▶ Complete the following:
A) Reproduce word for word the part of the film-award blog passage that begins with the words "And that’s just" and ends with "it’s nearly invalidated.".
B) Write the next portion of the film-award blog passage, picking up after its final sentence.

▶ Passage provided:

Following that I saw Homefront. In Homefront he plays a character named Gator in what is essentially one of the more ideal Jason Statham vehicles yet devised. And while I’d fall short of calling his antagonistic turn there multi-faceted it is a bit more dimensional than most characters of that ilk are given the leeway to be. Franco’s handling of the character and the way he operates surely make Gator stand out more than he likely wold have in the hands of most other actors.

Spring Breakers (2013, A24)

Lastly, at least based on what I saw, there was Spring Breakers, now you’ll note I didn’t particularly care for that film. However, make no mistake about it that there are things about it that I appreciated, and had it not been for Franco as Alien I may not have even have had the desire to complete it because after a certain point he was all that tethered me to the narrative.

That just takes into account what I could see. Many other things Franco was involved in hit Netflix later in the year, or didn’t even get there by year’s end, and they are things I do want to see, like: Interior. Leather Bar., Lovelace, As I Lay Dying, Palo Alto and Child of God.

And that’s just film work. With Franco going to adapt classic works of literature like The Sound and the Fury, I’m more than a little curious about his fiction. All that and he’ll be back perhaps a bit more inspired of all this for the continuation of the Apes prequels. One way in which this award can be viewed as in a career-path altering one, at least in terms of perception. My first selection, the namesake, was a comeback; next a multiple hat-wearer; next a breakout star; next an established star with a varied year; here it’s more an established name elevating his standing in my eyes based on an incredible run, may it keep going.

2012 Samuel L. Jackson

Samuel L. Jackson

I think I did start to list potential candidates for this but then thought it’d take some of the drama out of it. Also, if you have to think too much about a body-of-work award like this one, it’s nearly invalidated.

So first there are honorable mentions…

I admit to being woefully ignorant about the oeuvre Joss Whedon before this year. I was not one of the legion following his TV series’. However, with the anticipation building towards The Avengers I saw Dr. Horrible and previously fell in love with The Cabin in the Woods.

Late in the year when this topic was bandied about Matthew McConaughey’s name was getting a lot of traction for roles in Magic Mike, Killer Joe, The Paperboy and Bernie. Also, Mud did well on the festival circuit and is an anticipated 2013 film for me. McConaughey’s year was astoundingly good.

▶ Given records:
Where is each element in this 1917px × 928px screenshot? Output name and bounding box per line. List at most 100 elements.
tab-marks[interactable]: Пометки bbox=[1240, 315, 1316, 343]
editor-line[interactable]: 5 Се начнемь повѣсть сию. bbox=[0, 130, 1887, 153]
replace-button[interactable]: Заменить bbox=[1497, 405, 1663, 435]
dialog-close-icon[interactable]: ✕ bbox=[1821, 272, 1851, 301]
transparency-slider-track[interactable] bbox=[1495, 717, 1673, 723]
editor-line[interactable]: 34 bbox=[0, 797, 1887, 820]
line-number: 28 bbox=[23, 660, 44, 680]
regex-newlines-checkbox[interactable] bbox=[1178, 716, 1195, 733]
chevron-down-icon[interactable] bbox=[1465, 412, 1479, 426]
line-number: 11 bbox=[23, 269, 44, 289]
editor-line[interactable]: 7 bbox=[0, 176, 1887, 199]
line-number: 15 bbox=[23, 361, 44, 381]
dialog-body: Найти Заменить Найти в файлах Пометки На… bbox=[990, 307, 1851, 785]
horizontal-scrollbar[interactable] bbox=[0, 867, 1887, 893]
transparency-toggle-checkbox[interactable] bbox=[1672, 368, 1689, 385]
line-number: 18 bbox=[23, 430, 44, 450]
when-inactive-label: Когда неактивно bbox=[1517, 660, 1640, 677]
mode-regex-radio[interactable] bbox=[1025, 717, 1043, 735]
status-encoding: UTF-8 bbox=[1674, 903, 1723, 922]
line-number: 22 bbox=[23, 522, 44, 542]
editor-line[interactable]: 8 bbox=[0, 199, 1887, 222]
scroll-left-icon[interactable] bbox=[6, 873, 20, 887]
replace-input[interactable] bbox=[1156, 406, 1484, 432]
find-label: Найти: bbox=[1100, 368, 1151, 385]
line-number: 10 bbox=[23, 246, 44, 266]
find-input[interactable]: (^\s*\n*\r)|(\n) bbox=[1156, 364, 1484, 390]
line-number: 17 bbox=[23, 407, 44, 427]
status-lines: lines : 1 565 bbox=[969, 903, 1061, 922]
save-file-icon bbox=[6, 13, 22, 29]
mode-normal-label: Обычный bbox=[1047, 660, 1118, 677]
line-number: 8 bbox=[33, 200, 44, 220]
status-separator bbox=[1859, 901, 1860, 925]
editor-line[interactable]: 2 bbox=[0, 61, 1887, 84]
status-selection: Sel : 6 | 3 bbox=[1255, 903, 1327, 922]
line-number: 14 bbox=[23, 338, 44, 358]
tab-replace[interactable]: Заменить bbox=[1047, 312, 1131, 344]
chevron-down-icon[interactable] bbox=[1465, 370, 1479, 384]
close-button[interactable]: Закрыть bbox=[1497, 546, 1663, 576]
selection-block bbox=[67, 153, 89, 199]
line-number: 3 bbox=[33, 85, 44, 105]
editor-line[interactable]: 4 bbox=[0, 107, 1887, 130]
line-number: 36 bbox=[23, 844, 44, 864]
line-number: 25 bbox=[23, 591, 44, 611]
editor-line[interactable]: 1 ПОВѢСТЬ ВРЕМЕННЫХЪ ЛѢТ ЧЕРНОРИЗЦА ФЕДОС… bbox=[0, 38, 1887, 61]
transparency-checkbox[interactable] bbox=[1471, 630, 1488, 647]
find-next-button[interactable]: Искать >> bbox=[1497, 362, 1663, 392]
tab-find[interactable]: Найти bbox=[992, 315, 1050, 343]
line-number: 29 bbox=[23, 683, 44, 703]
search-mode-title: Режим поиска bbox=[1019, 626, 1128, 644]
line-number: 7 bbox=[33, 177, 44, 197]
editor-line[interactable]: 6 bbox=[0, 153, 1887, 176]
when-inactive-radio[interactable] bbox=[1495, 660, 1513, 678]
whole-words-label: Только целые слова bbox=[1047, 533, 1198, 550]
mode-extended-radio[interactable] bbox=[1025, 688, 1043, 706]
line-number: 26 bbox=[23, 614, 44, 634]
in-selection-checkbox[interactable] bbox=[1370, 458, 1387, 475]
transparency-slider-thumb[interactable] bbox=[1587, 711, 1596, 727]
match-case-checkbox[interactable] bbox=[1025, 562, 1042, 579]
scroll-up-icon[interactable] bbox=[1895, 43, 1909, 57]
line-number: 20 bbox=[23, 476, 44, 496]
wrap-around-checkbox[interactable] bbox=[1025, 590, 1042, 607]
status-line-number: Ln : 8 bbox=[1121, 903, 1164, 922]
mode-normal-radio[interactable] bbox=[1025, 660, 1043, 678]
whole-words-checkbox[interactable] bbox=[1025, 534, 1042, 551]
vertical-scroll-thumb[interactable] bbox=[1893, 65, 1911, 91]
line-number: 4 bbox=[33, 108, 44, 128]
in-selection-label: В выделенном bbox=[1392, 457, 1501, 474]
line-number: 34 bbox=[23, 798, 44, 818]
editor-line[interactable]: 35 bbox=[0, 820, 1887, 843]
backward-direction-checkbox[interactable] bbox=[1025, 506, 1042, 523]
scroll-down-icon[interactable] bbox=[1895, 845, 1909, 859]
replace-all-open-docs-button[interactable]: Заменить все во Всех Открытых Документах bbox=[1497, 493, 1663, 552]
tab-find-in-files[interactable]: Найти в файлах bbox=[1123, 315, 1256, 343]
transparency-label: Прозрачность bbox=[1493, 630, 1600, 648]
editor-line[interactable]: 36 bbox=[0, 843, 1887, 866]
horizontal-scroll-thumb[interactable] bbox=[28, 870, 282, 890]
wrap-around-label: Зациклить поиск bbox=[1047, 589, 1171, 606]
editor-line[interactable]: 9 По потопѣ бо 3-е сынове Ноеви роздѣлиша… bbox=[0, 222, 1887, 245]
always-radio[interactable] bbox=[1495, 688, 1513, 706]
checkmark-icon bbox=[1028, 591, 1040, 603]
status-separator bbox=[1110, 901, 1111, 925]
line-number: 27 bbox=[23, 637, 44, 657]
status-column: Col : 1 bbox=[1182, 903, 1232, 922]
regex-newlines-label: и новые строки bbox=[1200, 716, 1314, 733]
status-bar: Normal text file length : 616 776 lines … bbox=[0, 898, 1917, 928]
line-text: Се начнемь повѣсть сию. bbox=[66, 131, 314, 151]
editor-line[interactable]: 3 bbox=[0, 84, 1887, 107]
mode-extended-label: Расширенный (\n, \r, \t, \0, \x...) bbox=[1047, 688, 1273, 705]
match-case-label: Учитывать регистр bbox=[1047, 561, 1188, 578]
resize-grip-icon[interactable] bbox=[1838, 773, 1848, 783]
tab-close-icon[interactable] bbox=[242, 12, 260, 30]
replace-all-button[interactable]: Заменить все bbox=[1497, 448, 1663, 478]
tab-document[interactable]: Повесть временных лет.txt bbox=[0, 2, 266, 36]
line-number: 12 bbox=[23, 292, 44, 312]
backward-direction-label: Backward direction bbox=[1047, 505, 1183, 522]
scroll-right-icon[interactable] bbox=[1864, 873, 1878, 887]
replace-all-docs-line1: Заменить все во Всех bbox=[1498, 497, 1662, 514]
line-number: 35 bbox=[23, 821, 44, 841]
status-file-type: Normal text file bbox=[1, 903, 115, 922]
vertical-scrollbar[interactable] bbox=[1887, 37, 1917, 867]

▶ Answers given:
A)
And that’s just film work. With Franco going to adapt classic works of literature like The Sound and the Fury, I’m more than a little curious about his fiction. All that and he’ll be back perhaps a bit more inspired of all this for the continuation of the Apes prequels. One way in which this award can be viewed as in a career-path altering one, at least in terms of perception. My first selection, the namesake, was a comeback; next a multiple hat-wearer; next a breakout star; next an established star with a varied year; here it’s more an established name elevating his standing in my eyes based on an incredible run, may it keep going.

2012 Samuel L. Jackson

Samuel L. Jackson

I think I did start to list potential candidates for this but then thought it’d take some of the drama out of it. Also, if you have to think too much about a body-of-work award like this one, it’s nearly invalidated.

B)
So why not those two? Whedon lacked the spontaneity of some of my past choices. I know of him but not his work and was looking forward to the releases based on premise/buzz. McConaughey’s accolades though mostly genuine almost seem like mea culpas. For whatever reason, he’s got a bad rap. I’ve always liked his work. He hasn’t always been put in the best situations casting-wise (I like Contact but that comes to mind) but if anyone sees Frailty they’d be willing to give him a permanent seal of approval. I’d argue he’s always been underrated and never phoned anything in unlike some who reach tongue-in-cheek cult status, and this year he found dynamite parts and knocked them out of the park. Always felt he could, but was a closeted fan.

However, owing to the fact that last year’s winner had four roles of note and set sort of a precedent and also appeared in films I saw at different stages of the year, those things are some of, but not the only reasons, I choose Samuel L. Jackson.

Jackson, of course, is part of the phenomenon that is The Avengers. To an extent Jackson’s work as Nick Fury is akin to Alan Rickman’s in the Harry Potter series. Jackson has been establishing Fury as the Marvel Universe built itself up on film. The culmination of the effort is the first Avengers film.

However, before and after that film in the year there were two indies that when combined with Django Unchained make him the clear choice.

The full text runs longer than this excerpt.